Goal - Copy the rows below word for word, starting at the first row and ending at the row that contains "filters-toggle[interactable]: FILTERS [38,70,113,84]", with both of those rows included.

>> Begin Exercise input

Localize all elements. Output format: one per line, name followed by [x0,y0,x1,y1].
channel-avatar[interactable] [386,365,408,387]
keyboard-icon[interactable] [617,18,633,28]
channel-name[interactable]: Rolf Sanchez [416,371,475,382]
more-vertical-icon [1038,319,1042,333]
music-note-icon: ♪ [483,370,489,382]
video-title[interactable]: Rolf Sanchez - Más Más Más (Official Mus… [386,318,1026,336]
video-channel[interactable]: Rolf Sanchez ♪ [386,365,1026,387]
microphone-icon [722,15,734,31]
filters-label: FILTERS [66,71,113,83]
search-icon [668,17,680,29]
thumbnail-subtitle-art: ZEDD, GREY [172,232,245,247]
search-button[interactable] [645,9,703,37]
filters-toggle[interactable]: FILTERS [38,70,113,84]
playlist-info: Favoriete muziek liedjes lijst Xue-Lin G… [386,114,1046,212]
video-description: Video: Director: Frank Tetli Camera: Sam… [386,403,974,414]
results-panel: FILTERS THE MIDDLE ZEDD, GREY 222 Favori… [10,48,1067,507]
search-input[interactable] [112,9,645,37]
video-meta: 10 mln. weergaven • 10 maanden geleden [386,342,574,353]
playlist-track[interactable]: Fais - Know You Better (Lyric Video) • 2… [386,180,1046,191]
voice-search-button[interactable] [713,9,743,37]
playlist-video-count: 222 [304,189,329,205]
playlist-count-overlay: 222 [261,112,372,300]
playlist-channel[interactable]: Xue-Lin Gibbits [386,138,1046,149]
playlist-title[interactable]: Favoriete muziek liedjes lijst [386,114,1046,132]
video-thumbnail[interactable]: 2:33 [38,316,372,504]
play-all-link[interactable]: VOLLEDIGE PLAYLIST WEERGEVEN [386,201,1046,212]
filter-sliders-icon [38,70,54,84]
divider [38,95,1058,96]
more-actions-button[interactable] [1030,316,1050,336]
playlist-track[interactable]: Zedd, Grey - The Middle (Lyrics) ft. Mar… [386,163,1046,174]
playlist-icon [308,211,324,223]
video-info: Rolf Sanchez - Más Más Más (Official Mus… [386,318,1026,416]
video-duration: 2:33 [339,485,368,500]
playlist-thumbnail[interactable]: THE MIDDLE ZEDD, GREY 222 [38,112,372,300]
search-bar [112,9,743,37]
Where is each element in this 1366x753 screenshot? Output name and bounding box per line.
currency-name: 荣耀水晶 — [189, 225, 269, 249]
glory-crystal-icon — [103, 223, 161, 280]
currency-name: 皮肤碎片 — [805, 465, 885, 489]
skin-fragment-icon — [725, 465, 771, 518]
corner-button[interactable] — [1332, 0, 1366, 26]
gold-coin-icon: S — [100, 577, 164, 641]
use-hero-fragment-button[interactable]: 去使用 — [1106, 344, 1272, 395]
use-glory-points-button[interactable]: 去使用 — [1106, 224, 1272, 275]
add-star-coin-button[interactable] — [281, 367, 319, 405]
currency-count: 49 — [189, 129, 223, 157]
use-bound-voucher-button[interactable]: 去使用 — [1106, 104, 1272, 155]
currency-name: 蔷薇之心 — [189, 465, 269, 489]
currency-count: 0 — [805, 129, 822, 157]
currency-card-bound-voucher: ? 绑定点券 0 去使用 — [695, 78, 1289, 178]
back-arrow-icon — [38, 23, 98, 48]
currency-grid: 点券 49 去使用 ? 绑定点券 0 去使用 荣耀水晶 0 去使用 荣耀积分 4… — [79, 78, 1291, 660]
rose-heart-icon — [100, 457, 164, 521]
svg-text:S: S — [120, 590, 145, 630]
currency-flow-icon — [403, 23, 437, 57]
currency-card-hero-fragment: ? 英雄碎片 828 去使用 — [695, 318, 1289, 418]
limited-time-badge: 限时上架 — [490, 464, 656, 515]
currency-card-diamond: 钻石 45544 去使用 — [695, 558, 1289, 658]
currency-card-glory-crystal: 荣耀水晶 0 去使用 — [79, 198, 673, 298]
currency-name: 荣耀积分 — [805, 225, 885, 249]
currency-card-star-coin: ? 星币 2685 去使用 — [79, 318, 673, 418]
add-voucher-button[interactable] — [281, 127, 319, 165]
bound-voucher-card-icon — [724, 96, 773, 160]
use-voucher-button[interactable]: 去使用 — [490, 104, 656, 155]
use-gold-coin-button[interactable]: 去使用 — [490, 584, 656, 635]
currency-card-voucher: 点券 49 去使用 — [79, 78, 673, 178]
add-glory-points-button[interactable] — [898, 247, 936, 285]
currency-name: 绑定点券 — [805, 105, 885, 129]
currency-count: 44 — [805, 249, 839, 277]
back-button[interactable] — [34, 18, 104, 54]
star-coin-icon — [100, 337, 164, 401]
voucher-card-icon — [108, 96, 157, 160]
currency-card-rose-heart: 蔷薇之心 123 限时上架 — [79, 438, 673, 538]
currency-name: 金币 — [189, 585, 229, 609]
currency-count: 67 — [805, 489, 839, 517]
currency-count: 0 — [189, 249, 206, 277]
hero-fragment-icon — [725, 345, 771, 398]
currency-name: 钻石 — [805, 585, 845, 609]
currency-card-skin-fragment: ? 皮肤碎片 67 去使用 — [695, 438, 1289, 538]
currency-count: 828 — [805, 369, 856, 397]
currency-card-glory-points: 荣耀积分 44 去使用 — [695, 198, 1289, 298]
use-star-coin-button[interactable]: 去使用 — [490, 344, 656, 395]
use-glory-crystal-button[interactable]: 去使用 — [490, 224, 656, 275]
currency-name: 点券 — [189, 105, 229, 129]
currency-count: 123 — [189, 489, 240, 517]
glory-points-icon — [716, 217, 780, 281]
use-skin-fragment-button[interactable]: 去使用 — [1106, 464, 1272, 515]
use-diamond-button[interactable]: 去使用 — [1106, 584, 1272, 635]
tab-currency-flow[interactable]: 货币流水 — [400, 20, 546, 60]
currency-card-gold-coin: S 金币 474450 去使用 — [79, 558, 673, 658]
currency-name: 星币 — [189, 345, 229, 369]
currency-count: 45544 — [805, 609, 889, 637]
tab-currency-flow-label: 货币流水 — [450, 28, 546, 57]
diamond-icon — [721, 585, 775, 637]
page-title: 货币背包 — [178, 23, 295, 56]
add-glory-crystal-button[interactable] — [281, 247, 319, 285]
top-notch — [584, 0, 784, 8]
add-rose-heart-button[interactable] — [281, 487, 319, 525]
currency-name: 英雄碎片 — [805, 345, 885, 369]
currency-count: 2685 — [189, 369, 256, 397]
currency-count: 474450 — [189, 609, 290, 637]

>> End Exercise input

The result -
Localize all elements. Output format: one per line, name followed by [x0,y0,x1,y1].
channel-avatar[interactable] [386,365,408,387]
keyboard-icon[interactable] [617,18,633,28]
channel-name[interactable]: Rolf Sanchez [416,371,475,382]
more-vertical-icon [1038,319,1042,333]
music-note-icon: ♪ [483,370,489,382]
video-title[interactable]: Rolf Sanchez - Más Más Más (Official Mus… [386,318,1026,336]
video-channel[interactable]: Rolf Sanchez ♪ [386,365,1026,387]
microphone-icon [722,15,734,31]
filters-label: FILTERS [66,71,113,83]
search-icon [668,17,680,29]
thumbnail-subtitle-art: ZEDD, GREY [172,232,245,247]
search-button[interactable] [645,9,703,37]
filters-toggle[interactable]: FILTERS [38,70,113,84]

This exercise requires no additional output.